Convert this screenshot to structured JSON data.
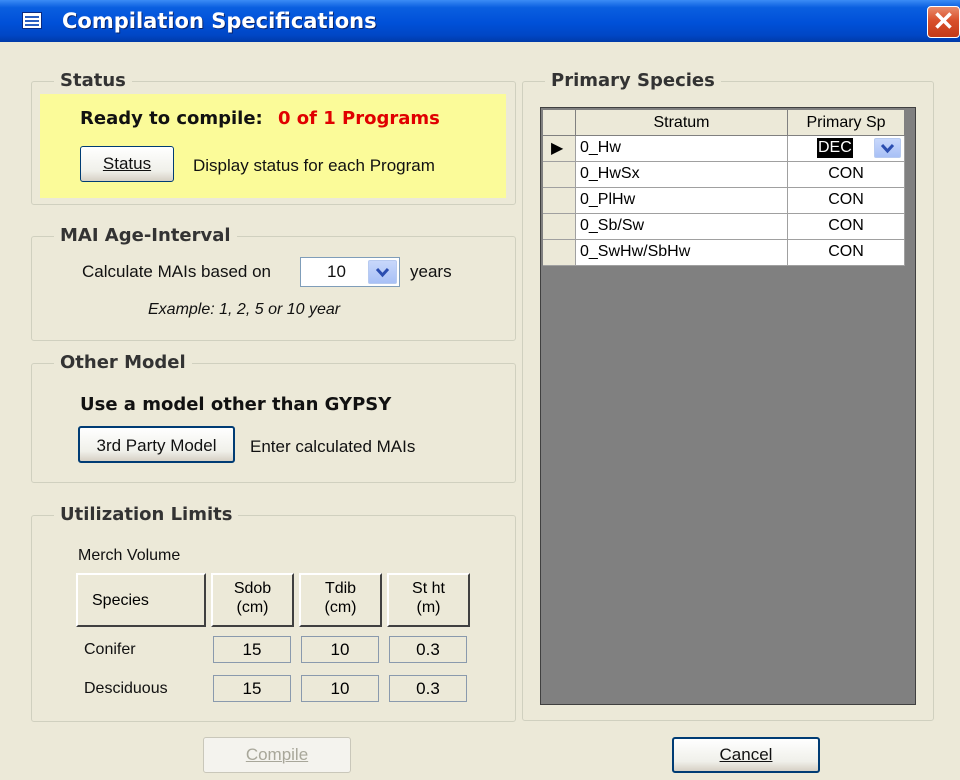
{
  "window": {
    "title": "Compilation Specifications",
    "close_glyph": "✕"
  },
  "status": {
    "legend": "Status",
    "ready_label": "Ready to compile:",
    "ready_value": "0 of 1 Programs",
    "ready_color": "#e00000",
    "panel_color": "#fbfb99",
    "button_label": "Status",
    "description": "Display status for each Program"
  },
  "mai": {
    "legend": "MAI Age-Interval",
    "label": "Calculate MAIs based on",
    "interval_value": "10",
    "unit": "years",
    "example": "Example: 1, 2, 5 or 10 year"
  },
  "other_model": {
    "legend": "Other Model",
    "heading": "Use a model other than GYPSY",
    "button_label": "3rd Party Model",
    "description": "Enter calculated MAIs"
  },
  "utilization": {
    "legend": "Utilization Limits",
    "subtitle": "Merch Volume",
    "headers": {
      "species": "Species",
      "sdob_1": "Sdob",
      "sdob_2": "(cm)",
      "tdib_1": "Tdib",
      "tdib_2": "(cm)",
      "stht_1": "St ht",
      "stht_2": "(m)"
    },
    "rows": [
      {
        "species": "Conifer",
        "sdob": "15",
        "tdib": "10",
        "stht": "0.3"
      },
      {
        "species": "Desciduous",
        "sdob": "15",
        "tdib": "10",
        "stht": "0.3"
      }
    ]
  },
  "primary_species": {
    "legend": "Primary Species",
    "columns": [
      "Stratum",
      "Primary Sp"
    ],
    "rows": [
      {
        "stratum": "0_Hw",
        "primary_sp": "DEC"
      },
      {
        "stratum": "0_HwSx",
        "primary_sp": "CON"
      },
      {
        "stratum": "0_PlHw",
        "primary_sp": "CON"
      },
      {
        "stratum": "0_Sb/Sw",
        "primary_sp": "CON"
      },
      {
        "stratum": "0_SwHw/SbHw",
        "primary_sp": "CON"
      }
    ],
    "current_row_marker": "▶"
  },
  "footer": {
    "compile_label": "Compile",
    "cancel_label": "Cancel"
  },
  "icons": {
    "window": "form-icon",
    "dropdown": "chevron-down-icon",
    "row_pointer": "row-pointer-icon"
  }
}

--------------------------------------------------

** WHAT IS NEEDED **
Repeat the material verbatim. Do not carry over any picture.

** OUTPUT OF THE EXERCISE **
Convert this screenshot to structured JSON data.
{
  "window": {
    "title": "Compilation Specifications",
    "close_glyph": "✕"
  },
  "status": {
    "legend": "Status",
    "ready_label": "Ready to compile:",
    "ready_value": "0 of 1 Programs",
    "ready_color": "#e00000",
    "panel_color": "#fbfb99",
    "button_label": "Status",
    "description": "Display status for each Program"
  },
  "mai": {
    "legend": "MAI Age-Interval",
    "label": "Calculate MAIs based on",
    "interval_value": "10",
    "unit": "years",
    "example": "Example: 1, 2, 5 or 10 year"
  },
  "other_model": {
    "legend": "Other Model",
    "heading": "Use a model other than GYPSY",
    "button_label": "3rd Party Model",
    "description": "Enter calculated MAIs"
  },
  "utilization": {
    "legend": "Utilization Limits",
    "subtitle": "Merch Volume",
    "headers": {
      "species": "Species",
      "sdob_1": "Sdob",
      "sdob_2": "(cm)",
      "tdib_1": "Tdib",
      "tdib_2": "(cm)",
      "stht_1": "St ht",
      "stht_2": "(m)"
    },
    "rows": [
      {
        "species": "Conifer",
        "sdob": "15",
        "tdib": "10",
        "stht": "0.3"
      },
      {
        "species": "Desciduous",
        "sdob": "15",
        "tdib": "10",
        "stht": "0.3"
      }
    ]
  },
  "primary_species": {
    "legend": "Primary Species",
    "columns": [
      "Stratum",
      "Primary Sp"
    ],
    "rows": [
      {
        "stratum": "0_Hw",
        "primary_sp": "DEC"
      },
      {
        "stratum": "0_HwSx",
        "primary_sp": "CON"
      },
      {
        "stratum": "0_PlHw",
        "primary_sp": "CON"
      },
      {
        "stratum": "0_Sb/Sw",
        "primary_sp": "CON"
      },
      {
        "stratum": "0_SwHw/SbHw",
        "primary_sp": "CON"
      }
    ],
    "current_row_marker": "▶"
  },
  "footer": {
    "compile_label": "Compile",
    "cancel_label": "Cancel"
  },
  "icons": {
    "window": "form-icon",
    "dropdown": "chevron-down-icon",
    "row_pointer": "row-pointer-icon"
  }
}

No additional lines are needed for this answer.